● **What you will do**
Scan the data below and pick out the lines containing the word "Attribute".

● **Rows**
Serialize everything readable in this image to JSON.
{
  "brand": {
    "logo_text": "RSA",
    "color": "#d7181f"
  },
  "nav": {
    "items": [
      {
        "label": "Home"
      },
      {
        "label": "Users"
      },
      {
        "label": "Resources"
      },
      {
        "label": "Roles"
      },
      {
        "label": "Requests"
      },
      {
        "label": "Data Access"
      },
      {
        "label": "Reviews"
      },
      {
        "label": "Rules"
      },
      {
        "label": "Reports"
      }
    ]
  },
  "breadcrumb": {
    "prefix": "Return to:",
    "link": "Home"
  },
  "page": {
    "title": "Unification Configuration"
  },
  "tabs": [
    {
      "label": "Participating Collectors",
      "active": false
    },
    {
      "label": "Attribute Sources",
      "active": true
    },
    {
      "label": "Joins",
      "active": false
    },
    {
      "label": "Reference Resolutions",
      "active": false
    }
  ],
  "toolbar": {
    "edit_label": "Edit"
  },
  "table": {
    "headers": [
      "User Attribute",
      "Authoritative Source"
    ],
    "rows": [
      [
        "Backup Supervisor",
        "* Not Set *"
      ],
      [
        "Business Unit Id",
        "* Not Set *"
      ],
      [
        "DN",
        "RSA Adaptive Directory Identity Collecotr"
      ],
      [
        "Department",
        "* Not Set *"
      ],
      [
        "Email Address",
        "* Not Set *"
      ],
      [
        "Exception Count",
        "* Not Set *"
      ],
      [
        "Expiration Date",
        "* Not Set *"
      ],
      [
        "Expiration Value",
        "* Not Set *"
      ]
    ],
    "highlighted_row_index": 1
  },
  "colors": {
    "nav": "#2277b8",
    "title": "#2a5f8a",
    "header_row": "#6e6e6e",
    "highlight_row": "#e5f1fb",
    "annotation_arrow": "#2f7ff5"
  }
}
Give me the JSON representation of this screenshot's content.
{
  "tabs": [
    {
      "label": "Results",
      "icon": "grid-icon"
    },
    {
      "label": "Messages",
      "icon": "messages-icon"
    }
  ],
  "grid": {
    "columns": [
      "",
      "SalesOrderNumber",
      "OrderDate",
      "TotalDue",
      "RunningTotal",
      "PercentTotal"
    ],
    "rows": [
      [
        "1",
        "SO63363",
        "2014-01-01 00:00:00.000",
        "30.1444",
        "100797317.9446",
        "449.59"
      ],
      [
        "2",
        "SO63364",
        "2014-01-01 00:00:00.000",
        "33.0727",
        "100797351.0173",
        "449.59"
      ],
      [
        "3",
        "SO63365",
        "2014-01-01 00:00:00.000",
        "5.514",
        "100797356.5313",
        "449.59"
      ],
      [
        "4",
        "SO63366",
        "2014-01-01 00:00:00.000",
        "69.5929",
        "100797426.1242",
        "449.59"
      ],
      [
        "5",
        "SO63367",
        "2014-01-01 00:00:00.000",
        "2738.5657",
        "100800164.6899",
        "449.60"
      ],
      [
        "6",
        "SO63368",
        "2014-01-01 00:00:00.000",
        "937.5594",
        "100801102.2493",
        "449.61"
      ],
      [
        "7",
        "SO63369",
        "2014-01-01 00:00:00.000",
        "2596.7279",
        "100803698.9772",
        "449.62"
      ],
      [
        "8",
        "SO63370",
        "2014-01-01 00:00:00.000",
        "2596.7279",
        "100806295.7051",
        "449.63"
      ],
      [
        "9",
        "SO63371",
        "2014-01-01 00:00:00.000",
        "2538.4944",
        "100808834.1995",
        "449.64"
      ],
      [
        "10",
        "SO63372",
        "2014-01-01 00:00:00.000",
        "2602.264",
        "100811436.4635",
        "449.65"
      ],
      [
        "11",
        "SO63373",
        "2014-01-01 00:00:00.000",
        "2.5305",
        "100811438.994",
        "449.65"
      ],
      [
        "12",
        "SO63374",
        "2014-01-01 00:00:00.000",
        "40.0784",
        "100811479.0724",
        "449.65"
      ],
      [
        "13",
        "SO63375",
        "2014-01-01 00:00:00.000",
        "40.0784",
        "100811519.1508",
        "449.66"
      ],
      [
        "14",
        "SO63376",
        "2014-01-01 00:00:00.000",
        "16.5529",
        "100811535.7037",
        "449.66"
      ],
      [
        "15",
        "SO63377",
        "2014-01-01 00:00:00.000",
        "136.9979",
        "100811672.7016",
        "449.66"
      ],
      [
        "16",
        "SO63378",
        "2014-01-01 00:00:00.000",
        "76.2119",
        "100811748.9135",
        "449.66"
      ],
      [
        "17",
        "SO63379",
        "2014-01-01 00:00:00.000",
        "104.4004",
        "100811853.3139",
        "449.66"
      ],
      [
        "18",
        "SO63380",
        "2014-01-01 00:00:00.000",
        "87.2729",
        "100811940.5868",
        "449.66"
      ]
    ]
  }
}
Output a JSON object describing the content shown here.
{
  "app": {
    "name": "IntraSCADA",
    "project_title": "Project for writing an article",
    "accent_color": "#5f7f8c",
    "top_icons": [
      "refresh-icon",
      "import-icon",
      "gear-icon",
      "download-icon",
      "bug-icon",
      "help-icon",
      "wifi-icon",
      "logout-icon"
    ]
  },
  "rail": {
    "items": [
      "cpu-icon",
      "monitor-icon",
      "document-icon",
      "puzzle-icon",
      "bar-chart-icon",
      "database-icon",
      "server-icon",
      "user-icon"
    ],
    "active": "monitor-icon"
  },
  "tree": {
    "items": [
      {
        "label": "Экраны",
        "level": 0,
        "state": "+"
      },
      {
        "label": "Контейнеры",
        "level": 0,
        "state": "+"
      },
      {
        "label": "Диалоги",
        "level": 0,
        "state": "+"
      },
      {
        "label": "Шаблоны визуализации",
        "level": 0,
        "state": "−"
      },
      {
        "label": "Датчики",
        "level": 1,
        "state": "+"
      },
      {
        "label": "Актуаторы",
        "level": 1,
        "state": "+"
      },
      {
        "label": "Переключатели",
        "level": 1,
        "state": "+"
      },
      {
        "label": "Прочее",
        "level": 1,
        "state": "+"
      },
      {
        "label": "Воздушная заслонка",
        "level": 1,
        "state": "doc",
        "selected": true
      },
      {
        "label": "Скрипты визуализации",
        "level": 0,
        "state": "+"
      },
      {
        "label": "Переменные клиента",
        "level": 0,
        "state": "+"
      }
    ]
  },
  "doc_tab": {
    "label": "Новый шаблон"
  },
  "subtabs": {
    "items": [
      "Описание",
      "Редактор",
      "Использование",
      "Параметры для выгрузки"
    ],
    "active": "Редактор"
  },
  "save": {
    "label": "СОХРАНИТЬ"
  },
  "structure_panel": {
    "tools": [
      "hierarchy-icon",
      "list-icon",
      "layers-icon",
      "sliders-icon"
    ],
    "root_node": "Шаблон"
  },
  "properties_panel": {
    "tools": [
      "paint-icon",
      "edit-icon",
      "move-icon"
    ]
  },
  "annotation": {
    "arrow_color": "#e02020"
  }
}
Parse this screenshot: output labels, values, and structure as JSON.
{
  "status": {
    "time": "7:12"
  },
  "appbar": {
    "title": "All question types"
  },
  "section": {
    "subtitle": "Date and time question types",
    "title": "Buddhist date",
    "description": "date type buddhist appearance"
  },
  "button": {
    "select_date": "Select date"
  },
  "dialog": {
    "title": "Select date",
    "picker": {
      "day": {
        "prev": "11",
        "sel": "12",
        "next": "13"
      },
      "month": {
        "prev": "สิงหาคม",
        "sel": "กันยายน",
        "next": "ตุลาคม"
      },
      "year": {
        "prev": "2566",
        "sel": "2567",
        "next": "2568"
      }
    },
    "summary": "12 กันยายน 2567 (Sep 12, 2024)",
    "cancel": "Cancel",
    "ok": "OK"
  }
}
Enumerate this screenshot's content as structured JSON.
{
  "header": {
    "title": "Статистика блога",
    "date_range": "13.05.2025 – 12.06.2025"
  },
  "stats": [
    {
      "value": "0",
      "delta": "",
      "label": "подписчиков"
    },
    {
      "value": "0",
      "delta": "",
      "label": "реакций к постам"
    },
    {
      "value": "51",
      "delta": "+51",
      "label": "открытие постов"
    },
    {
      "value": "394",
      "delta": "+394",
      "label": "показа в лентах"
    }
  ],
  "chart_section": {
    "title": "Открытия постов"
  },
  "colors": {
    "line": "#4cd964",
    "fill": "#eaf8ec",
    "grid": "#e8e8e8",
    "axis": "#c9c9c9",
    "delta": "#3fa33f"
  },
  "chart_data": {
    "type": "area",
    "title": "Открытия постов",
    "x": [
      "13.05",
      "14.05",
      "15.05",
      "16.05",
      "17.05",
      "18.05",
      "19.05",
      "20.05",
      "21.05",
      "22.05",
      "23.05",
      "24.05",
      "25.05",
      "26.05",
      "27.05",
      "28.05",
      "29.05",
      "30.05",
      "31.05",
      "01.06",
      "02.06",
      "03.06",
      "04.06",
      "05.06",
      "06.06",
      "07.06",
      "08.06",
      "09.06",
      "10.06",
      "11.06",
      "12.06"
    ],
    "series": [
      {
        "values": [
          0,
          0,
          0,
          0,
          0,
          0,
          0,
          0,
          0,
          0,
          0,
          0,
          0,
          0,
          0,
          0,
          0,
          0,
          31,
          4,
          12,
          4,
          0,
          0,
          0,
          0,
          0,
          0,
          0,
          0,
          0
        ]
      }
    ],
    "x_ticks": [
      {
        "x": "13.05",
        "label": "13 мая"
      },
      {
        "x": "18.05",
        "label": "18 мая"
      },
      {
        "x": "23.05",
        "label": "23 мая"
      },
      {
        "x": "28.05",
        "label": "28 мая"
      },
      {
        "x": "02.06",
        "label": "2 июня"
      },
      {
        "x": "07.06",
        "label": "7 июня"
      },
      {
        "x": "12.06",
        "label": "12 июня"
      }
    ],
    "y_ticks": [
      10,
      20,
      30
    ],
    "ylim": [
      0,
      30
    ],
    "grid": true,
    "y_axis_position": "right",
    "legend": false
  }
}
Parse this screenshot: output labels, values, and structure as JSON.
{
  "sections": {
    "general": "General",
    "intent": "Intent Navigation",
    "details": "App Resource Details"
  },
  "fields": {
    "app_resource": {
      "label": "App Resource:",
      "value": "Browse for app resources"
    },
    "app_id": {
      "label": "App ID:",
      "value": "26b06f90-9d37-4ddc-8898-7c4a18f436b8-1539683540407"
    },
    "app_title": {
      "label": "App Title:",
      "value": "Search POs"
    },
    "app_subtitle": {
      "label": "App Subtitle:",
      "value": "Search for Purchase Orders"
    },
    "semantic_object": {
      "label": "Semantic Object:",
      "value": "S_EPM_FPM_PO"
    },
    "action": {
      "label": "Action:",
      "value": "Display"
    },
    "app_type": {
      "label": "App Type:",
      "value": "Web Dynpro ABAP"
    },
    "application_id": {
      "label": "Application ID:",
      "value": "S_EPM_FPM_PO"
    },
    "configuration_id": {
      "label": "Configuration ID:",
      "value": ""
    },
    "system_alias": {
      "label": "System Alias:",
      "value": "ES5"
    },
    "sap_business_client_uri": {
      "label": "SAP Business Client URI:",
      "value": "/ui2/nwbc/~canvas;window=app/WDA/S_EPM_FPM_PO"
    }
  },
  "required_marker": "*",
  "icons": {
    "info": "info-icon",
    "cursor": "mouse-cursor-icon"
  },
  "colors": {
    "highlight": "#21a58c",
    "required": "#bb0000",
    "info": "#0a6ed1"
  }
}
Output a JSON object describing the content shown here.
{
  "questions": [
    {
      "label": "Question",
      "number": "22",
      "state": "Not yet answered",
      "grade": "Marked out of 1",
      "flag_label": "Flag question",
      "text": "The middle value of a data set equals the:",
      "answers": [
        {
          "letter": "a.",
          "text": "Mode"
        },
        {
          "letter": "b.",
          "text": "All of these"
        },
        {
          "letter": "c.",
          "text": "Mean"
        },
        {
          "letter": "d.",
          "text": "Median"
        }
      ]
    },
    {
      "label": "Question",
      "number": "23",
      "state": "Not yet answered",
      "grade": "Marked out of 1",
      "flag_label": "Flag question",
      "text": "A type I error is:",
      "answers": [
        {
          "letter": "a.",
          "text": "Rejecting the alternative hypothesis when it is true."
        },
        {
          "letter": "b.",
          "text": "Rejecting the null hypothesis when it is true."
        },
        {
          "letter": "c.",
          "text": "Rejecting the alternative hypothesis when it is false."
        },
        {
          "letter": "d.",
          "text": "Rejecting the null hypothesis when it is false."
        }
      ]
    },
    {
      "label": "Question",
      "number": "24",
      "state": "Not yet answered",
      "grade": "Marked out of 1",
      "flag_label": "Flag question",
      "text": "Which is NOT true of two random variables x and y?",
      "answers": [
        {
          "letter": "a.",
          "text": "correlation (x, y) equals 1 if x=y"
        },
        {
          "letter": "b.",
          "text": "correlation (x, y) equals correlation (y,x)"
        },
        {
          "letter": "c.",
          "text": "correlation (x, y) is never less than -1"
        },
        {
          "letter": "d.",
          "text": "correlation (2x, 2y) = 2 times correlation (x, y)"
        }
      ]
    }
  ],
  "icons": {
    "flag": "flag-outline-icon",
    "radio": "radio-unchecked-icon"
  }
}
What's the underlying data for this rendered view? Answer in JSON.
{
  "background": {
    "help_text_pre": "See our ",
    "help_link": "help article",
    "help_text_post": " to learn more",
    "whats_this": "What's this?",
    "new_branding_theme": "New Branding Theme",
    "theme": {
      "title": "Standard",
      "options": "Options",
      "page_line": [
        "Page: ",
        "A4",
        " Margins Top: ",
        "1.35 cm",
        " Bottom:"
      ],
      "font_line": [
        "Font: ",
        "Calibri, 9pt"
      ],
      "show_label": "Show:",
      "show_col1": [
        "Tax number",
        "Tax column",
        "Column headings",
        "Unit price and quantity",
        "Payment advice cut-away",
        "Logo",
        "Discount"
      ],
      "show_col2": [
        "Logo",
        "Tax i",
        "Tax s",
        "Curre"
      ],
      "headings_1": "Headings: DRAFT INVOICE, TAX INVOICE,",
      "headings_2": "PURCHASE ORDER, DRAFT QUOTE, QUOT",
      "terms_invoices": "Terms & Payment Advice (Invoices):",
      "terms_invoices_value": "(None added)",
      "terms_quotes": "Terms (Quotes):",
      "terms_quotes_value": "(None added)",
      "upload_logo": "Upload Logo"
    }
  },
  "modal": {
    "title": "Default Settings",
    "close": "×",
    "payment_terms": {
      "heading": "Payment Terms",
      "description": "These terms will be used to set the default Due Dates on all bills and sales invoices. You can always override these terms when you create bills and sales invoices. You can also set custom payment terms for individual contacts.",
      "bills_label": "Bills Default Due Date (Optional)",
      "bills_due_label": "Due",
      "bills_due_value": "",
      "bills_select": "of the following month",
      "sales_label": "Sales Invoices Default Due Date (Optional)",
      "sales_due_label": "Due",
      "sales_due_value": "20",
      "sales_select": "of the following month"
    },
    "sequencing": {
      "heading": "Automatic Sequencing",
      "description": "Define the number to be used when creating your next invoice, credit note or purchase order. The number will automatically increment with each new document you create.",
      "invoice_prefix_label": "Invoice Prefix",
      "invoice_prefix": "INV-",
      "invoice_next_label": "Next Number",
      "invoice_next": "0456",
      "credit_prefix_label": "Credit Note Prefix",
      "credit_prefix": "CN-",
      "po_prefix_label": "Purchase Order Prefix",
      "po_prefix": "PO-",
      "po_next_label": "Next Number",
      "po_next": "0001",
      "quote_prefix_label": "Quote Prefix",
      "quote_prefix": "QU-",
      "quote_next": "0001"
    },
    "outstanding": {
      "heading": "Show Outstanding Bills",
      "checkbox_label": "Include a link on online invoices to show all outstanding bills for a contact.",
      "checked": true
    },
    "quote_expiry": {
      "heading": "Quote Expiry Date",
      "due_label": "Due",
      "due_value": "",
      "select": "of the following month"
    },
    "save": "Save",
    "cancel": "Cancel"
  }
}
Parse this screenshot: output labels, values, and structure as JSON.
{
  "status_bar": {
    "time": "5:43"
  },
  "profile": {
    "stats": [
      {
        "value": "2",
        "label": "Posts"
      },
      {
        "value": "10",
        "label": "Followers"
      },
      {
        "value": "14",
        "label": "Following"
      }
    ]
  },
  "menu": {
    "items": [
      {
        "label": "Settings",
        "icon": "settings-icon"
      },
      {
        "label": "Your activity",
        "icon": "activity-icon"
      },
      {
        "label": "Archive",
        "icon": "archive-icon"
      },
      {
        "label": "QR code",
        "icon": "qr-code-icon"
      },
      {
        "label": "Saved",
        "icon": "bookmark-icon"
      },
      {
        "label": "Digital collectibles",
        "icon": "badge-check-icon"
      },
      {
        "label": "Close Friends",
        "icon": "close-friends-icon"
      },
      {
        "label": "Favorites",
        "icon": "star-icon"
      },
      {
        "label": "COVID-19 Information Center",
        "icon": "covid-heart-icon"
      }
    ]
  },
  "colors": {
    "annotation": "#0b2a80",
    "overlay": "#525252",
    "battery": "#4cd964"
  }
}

● **Result below**
      "label": "Attribute Sources",
      "User Attribute",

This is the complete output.